Instruction => Make an exact copy of all the data.

Dataset items:
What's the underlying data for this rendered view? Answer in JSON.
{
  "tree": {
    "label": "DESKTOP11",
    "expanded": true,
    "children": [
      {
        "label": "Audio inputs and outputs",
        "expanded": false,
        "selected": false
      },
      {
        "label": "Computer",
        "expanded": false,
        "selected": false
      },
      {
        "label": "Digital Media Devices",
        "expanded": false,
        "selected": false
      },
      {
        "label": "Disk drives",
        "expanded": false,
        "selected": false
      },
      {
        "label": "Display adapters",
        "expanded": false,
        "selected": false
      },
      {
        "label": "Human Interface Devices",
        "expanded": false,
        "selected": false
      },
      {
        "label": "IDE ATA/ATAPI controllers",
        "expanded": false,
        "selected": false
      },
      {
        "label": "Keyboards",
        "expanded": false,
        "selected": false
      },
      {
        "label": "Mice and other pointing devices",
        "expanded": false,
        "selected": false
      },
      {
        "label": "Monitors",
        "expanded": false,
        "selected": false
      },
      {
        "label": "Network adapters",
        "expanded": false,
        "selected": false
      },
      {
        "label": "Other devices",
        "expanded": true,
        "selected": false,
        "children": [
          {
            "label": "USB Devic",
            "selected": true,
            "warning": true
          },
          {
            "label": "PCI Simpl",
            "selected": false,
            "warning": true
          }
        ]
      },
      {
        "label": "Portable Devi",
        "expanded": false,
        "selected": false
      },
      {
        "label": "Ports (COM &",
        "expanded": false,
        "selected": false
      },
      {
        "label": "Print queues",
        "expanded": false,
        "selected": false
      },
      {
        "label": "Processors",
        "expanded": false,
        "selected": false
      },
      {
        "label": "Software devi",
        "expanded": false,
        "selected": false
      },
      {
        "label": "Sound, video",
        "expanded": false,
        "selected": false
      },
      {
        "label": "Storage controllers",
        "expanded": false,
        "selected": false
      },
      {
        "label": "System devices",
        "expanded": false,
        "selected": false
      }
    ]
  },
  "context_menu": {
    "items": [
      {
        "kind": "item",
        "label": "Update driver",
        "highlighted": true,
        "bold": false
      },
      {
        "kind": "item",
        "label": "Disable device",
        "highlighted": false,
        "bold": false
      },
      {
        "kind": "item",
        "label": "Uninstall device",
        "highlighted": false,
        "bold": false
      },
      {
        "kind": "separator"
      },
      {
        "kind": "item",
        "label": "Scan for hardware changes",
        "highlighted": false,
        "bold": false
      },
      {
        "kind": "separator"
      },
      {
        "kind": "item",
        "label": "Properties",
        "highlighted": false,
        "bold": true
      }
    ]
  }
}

Complete answer =>
What's the underlying data for this rendered view? Answer in JSON.
{
  "tree": {
    "label": "DESKTOP11",
    "expanded": true,
    "children": [
      {
        "label": "Audio inputs and outputs",
        "expanded": false,
        "selected": false
      },
      {
        "label": "Computer",
        "expanded": false,
        "selected": false
      },
      {
        "label": "Digital Media Devices",
        "expanded": false,
        "selected": false
      },
      {
        "label": "Disk drives",
        "expanded": false,
        "selected": false
      },
      {
        "label": "Display adapters",
        "expanded": false,
        "selected": false
      },
      {
        "label": "Human Interface Devices",
        "expanded": false,
        "selected": false
      },
      {
        "label": "IDE ATA/ATAPI controllers",
        "expanded": false,
        "selected": false
      },
      {
        "label": "Keyboards",
        "expanded": false,
        "selected": false
      },
      {
        "label": "Mice and other pointing devices",
        "expanded": false,
        "selected": false
      },
      {
        "label": "Monitors",
        "expanded": false,
        "selected": false
      },
      {
        "label": "Network adapters",
        "expanded": false,
        "selected": false
      },
      {
        "label": "Other devices",
        "expanded": true,
        "selected": false,
        "children": [
          {
            "label": "USB Devic",
            "selected": true,
            "warning": true
          },
          {
            "label": "PCI Simpl",
            "selected": false,
            "warning": true
          }
        ]
      },
      {
        "label": "Portable Devi",
        "expanded": false,
        "selected": false
      },
      {
        "label": "Ports (COM &",
        "expanded": false,
        "selected": false
      },
      {
        "label": "Print queues",
        "expanded": false,
        "selected": false
      },
      {
        "label": "Processors",
        "expanded": false,
        "selected": false
      },
      {
        "label": "Software devi",
        "expanded": false,
        "selected": false
      },
      {
        "label": "Sound, video",
        "expanded": false,
        "selected": false
      },
      {
        "label": "Storage controllers",
        "expanded": false,
        "selected": false
      },
      {
        "label": "System devices",
        "expanded": false,
        "selected": false
      }
    ]
  },
  "context_menu": {
    "items": [
      {
        "kind": "item",
        "label": "Update driver",
        "highlighted": true,
        "bold": false
      },
      {
        "kind": "item",
        "label": "Disable device",
        "highlighted": false,
        "bold": false
      },
      {
        "kind": "item",
        "label": "Uninstall device",
        "highlighted": false,
        "bold": false
      },
      {
        "kind": "separator"
      },
      {
        "kind": "item",
        "label": "Scan for hardware changes",
        "highlighted": false,
        "bold": false
      },
      {
        "kind": "separator"
      },
      {
        "kind": "item",
        "label": "Properties",
        "highlighted": false,
        "bold": true
      }
    ]
  }
}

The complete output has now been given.